In the data below, find every line that has the string "проходящий", and copy it.

Records shown:
╔══

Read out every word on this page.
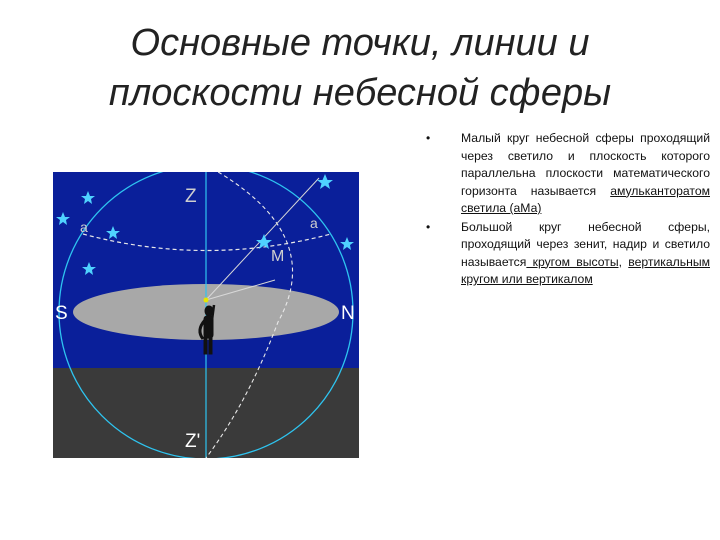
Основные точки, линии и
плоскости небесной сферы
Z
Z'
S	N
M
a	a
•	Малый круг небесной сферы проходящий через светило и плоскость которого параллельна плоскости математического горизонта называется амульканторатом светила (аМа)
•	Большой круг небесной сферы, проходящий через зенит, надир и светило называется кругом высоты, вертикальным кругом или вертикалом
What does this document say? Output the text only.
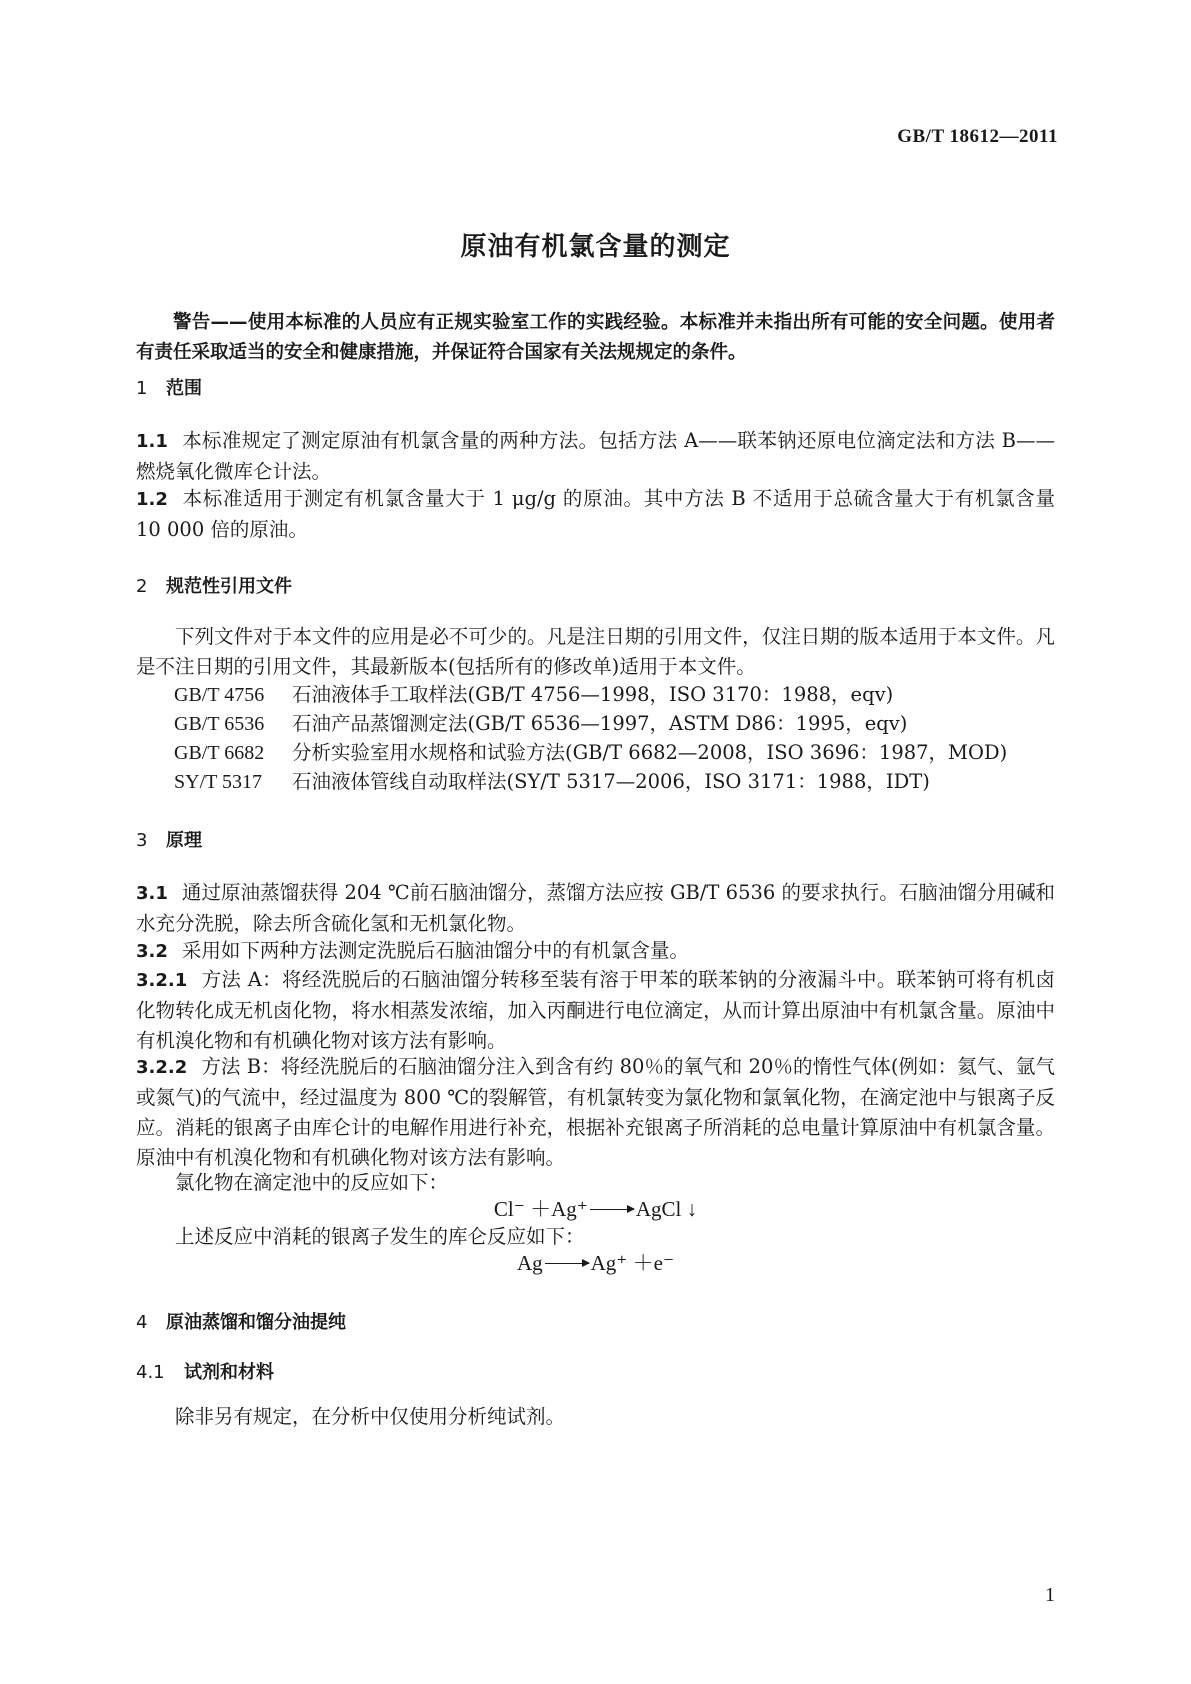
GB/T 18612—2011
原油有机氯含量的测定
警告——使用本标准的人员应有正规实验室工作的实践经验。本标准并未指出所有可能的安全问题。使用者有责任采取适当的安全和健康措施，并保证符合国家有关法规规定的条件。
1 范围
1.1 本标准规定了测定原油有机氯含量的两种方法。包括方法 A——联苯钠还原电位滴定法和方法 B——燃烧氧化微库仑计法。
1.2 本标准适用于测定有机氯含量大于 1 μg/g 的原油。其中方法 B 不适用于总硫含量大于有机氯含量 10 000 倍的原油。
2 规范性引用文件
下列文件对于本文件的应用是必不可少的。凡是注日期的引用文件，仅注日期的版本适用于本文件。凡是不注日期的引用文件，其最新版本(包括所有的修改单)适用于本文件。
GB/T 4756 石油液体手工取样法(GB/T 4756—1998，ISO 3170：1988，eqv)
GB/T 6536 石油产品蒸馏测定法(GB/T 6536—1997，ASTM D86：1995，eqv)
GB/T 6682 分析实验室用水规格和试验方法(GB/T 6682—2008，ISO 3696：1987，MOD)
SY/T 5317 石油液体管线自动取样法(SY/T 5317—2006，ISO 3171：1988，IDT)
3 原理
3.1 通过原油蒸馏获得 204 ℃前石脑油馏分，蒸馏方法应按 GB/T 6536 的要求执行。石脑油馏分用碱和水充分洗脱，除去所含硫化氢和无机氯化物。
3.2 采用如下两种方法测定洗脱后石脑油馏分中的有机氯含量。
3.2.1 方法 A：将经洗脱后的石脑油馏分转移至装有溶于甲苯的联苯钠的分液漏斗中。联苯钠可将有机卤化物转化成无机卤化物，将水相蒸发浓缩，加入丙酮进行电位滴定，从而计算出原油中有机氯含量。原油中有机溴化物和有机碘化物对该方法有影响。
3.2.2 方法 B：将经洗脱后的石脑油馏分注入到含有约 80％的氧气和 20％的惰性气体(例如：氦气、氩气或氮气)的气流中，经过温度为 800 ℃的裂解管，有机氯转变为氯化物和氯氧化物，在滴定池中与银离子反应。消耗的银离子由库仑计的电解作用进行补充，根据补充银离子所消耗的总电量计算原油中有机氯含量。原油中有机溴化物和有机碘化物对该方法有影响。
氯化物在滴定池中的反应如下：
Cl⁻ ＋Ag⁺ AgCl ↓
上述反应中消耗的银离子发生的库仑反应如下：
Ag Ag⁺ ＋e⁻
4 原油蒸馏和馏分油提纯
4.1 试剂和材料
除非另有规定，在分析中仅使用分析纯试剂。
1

╚══

Answer for this exercise:
•	Малый круг небесной сферы проходящий через светило и плоскость которого параллельна плоскости математического горизонта называется амульканторатом светила (аМа)
•	Большой круг небесной сферы, проходящий через зенит, надир и светило называется кругом высоты, вертикальным кругом или вертикалом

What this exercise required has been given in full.